**ROWS:**
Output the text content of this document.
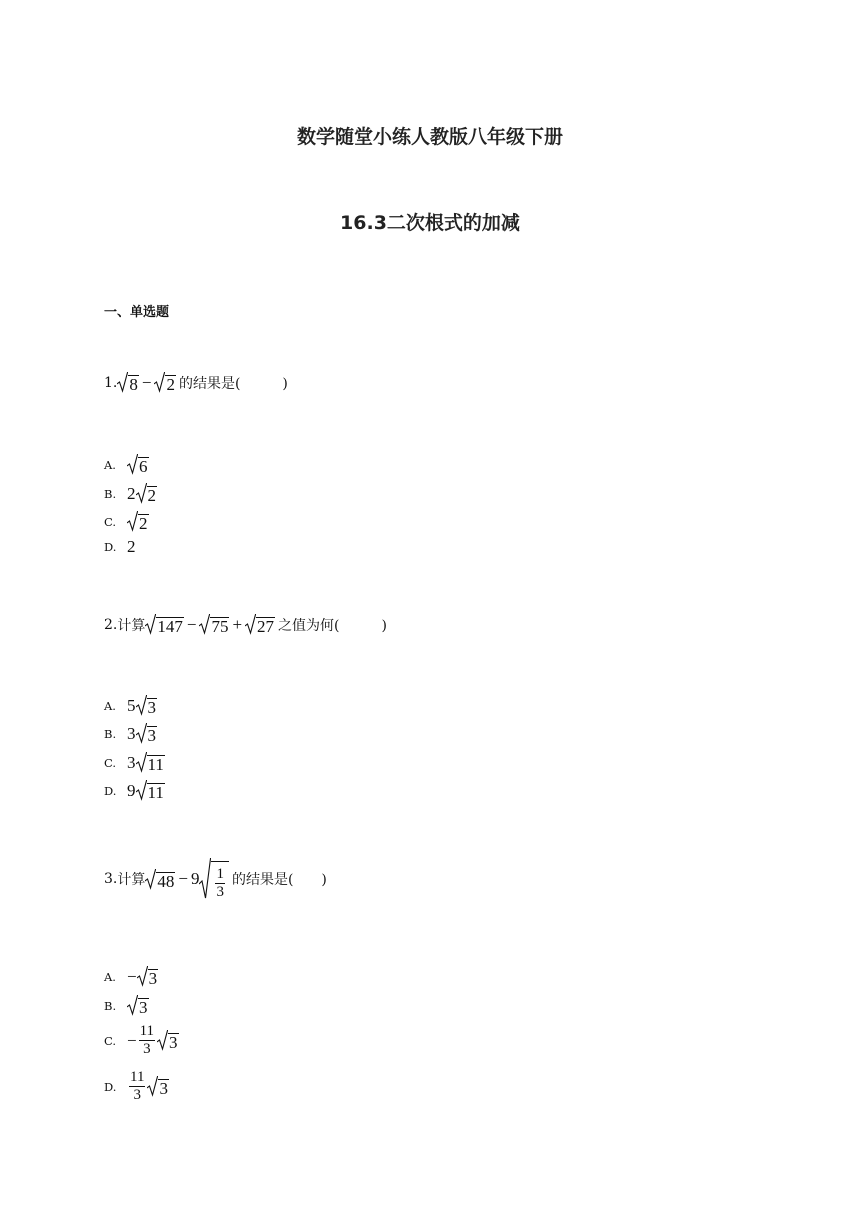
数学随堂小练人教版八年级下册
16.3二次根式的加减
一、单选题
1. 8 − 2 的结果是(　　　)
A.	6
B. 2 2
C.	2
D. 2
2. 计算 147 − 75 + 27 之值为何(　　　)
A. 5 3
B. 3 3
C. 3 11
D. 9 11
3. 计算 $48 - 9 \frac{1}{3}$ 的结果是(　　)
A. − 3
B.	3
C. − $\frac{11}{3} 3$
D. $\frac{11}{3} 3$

**AIM OF THE TASK:** Out of the records, collect only those lines that contain the string "frac".

**SOLUTION:**
3. 计算 $48 - 9 \frac{1}{3}$ 的结果是(　　)
C. − $\frac{11}{3} 3$
D. $\frac{11}{3} 3$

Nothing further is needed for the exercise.